Dataset records:

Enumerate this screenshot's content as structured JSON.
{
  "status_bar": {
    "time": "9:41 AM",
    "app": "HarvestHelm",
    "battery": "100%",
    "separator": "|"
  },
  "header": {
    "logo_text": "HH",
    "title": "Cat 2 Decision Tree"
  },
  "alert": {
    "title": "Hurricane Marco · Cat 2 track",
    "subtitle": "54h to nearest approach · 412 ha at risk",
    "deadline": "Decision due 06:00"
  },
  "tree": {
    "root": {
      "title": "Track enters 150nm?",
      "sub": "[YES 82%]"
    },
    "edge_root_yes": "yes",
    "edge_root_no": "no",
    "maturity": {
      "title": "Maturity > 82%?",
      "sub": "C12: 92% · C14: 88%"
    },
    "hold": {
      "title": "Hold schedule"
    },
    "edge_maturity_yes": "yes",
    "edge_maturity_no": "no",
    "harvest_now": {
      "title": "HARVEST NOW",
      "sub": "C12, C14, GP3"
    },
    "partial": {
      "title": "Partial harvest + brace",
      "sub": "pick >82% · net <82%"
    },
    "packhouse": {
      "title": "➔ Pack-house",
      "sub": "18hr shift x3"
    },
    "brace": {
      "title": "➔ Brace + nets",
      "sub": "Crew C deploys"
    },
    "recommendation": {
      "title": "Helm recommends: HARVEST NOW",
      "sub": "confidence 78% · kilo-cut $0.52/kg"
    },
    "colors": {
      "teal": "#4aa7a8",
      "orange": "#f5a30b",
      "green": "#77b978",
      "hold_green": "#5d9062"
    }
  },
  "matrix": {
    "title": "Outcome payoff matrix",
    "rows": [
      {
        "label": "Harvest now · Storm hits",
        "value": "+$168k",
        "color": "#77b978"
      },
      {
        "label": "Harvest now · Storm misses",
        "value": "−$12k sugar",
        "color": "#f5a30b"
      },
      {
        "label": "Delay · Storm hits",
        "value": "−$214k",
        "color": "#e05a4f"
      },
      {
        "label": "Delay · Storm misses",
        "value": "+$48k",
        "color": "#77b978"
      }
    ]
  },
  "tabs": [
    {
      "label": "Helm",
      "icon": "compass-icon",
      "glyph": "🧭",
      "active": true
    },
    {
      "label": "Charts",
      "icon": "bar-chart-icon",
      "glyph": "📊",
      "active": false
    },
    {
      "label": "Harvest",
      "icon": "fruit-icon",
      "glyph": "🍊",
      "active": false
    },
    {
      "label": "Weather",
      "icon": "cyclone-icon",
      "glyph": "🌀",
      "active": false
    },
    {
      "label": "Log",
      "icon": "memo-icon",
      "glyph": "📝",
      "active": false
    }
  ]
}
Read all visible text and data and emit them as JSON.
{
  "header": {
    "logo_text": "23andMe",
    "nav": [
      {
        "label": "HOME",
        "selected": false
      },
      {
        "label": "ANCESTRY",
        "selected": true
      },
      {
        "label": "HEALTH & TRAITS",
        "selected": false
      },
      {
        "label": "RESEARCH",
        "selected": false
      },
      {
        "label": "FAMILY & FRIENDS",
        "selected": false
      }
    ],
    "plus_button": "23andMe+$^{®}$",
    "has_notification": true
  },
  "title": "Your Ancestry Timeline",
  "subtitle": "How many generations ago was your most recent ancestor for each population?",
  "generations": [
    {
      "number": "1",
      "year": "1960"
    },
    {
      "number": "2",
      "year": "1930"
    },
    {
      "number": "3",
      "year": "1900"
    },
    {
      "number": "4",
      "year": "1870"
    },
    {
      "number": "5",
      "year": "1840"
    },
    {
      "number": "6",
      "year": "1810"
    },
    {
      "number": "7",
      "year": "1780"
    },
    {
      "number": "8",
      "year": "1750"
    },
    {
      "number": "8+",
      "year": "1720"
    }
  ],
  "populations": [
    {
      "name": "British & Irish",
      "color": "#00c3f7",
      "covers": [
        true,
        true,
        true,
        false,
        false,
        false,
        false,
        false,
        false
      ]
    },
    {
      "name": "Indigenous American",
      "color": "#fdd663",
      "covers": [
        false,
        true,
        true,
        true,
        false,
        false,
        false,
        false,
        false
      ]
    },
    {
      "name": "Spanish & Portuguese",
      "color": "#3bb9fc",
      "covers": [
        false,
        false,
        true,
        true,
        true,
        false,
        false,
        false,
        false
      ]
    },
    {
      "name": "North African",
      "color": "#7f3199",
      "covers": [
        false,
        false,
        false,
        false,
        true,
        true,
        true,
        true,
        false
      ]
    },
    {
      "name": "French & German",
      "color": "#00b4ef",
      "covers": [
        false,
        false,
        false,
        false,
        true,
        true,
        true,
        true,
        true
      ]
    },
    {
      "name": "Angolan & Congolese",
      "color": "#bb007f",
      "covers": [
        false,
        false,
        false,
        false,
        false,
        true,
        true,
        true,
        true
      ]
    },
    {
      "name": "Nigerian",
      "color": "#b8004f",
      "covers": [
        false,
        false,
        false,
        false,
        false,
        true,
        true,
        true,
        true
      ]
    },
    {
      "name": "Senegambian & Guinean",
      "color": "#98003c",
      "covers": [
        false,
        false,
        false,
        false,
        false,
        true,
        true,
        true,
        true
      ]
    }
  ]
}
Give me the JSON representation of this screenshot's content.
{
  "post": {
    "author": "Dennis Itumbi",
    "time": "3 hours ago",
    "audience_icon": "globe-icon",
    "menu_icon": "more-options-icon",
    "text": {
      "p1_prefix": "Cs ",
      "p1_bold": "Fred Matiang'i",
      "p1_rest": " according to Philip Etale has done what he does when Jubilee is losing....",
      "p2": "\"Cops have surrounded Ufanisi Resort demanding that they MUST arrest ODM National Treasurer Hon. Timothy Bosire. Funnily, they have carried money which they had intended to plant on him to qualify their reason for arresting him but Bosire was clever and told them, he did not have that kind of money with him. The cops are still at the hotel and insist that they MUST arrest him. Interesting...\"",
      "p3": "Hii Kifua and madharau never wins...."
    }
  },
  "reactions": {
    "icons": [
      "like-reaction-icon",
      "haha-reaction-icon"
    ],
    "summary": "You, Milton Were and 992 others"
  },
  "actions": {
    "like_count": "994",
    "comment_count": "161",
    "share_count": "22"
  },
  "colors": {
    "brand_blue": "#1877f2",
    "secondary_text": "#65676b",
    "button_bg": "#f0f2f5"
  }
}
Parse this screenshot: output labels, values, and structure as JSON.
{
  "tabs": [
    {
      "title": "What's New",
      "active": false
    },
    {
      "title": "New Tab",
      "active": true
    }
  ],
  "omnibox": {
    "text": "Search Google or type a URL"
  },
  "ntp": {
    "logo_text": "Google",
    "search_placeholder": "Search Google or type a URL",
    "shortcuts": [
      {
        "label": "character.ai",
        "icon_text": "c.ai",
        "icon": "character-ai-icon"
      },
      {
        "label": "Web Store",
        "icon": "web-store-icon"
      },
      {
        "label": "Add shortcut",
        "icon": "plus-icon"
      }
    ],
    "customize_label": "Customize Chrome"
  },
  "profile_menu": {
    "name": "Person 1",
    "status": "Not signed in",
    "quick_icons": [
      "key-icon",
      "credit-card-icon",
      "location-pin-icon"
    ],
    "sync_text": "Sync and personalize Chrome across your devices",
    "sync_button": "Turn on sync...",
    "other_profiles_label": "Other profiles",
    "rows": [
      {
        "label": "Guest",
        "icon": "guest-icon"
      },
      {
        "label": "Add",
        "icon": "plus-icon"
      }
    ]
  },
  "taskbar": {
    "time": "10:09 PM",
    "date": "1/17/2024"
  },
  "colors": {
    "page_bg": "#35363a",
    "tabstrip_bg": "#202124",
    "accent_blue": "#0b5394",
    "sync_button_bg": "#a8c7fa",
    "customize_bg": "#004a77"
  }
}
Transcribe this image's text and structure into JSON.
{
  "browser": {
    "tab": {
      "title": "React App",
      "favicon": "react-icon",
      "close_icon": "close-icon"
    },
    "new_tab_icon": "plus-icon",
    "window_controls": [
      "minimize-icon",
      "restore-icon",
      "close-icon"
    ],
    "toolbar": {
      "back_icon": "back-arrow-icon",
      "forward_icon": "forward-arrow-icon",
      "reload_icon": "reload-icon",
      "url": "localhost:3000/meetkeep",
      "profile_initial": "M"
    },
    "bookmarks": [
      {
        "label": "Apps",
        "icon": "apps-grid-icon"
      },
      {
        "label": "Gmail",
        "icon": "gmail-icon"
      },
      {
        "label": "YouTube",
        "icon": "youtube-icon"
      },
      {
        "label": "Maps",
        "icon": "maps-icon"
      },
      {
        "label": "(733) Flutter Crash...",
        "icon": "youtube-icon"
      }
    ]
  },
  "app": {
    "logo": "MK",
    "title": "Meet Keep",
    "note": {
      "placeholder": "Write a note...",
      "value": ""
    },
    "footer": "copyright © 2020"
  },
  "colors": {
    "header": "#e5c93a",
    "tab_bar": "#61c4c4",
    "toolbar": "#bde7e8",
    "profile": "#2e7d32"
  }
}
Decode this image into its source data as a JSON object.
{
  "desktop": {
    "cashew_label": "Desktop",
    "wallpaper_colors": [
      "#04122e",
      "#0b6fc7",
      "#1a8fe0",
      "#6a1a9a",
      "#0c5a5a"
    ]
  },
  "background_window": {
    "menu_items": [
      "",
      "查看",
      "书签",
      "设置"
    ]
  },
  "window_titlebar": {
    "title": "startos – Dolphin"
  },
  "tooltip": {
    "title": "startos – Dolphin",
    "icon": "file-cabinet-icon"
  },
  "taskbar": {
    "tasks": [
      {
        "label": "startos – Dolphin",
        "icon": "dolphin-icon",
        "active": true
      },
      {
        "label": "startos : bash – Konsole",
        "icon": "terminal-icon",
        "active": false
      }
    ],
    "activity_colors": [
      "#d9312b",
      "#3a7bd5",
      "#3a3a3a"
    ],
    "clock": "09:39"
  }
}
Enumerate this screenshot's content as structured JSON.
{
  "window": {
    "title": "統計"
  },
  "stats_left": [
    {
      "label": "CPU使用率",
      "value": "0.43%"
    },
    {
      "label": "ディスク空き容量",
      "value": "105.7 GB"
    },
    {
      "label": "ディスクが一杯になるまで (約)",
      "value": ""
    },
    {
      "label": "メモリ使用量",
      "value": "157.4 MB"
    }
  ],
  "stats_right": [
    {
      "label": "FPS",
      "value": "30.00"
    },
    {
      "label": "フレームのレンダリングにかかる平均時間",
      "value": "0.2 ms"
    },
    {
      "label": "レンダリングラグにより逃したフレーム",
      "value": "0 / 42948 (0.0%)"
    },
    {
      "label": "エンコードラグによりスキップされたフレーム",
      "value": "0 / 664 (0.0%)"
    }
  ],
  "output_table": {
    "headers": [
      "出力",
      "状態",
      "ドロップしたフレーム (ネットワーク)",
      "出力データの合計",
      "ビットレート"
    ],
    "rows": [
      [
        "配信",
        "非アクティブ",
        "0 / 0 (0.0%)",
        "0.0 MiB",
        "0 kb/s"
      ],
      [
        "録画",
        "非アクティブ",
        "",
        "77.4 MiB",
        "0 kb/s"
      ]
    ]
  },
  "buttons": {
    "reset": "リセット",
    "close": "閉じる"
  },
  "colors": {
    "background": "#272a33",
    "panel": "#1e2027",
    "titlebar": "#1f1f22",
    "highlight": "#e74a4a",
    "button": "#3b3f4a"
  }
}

→ **INSTRUCTIONS TO FOLLOW**
Work through the data and report how many of its lines hold the word "image", giving only the figure.

→ **RESULT OF THIS EXERCISE**
2